[Extracted records]
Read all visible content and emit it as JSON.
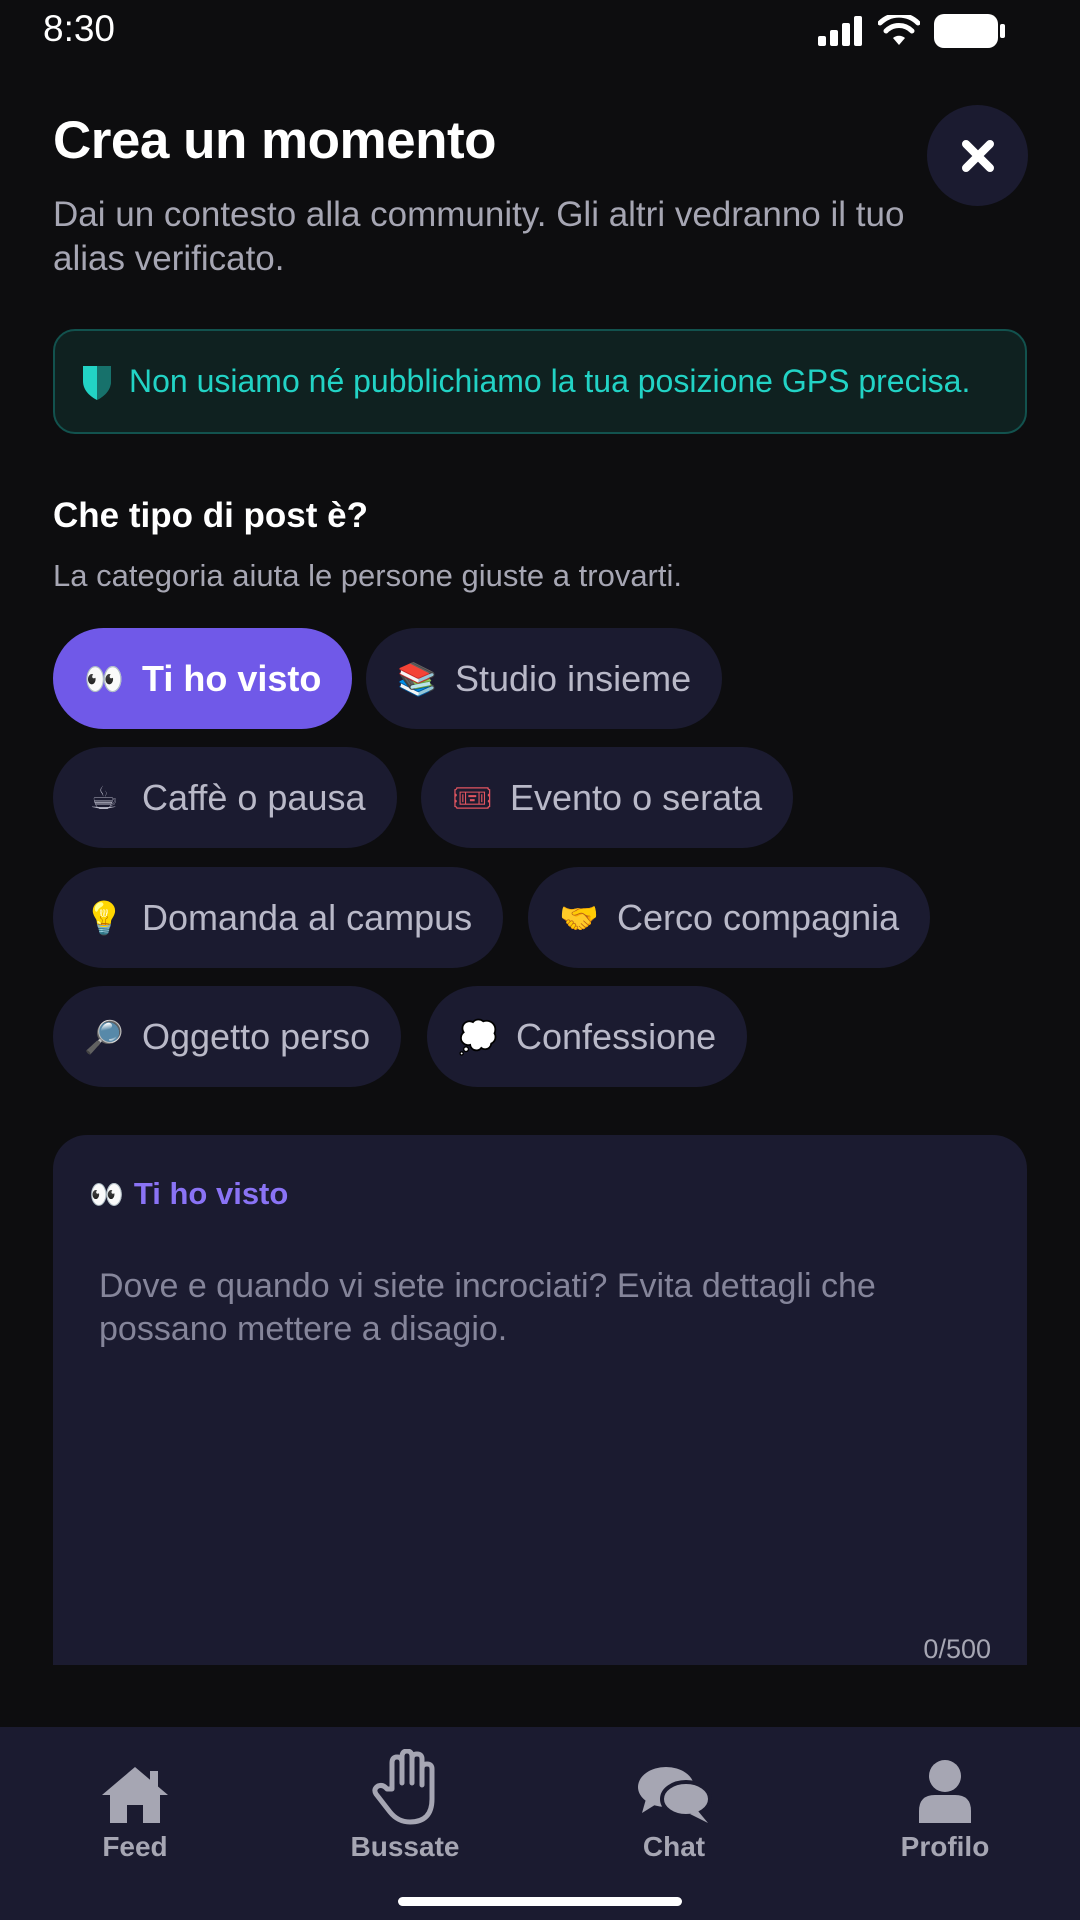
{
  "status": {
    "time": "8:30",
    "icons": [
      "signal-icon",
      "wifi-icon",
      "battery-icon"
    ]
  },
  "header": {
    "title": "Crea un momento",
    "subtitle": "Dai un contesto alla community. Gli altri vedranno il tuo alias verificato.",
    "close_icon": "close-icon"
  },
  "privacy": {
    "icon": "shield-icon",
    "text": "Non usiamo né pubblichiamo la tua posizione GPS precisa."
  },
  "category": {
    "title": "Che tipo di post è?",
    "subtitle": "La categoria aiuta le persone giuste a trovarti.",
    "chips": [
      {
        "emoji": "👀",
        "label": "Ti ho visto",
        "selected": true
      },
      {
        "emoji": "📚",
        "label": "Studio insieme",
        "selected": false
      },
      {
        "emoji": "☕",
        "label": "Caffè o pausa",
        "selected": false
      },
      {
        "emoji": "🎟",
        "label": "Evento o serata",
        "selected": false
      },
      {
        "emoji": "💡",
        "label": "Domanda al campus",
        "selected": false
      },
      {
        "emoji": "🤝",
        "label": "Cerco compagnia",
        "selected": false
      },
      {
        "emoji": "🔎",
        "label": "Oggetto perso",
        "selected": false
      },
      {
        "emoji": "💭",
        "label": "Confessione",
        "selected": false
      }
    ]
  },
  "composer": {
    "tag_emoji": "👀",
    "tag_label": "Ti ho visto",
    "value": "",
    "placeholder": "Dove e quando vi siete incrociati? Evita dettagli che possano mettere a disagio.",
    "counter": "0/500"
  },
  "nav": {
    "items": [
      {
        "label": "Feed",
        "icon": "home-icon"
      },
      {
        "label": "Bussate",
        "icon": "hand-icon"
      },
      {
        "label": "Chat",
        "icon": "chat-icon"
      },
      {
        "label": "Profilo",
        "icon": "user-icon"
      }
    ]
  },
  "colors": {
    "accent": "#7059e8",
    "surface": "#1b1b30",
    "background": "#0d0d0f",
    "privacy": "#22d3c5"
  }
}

- _SET EXERCISE_: Nothing but a number is needed here: how many lines hold the string "subtitle"?

- _TASK RESULT_: 2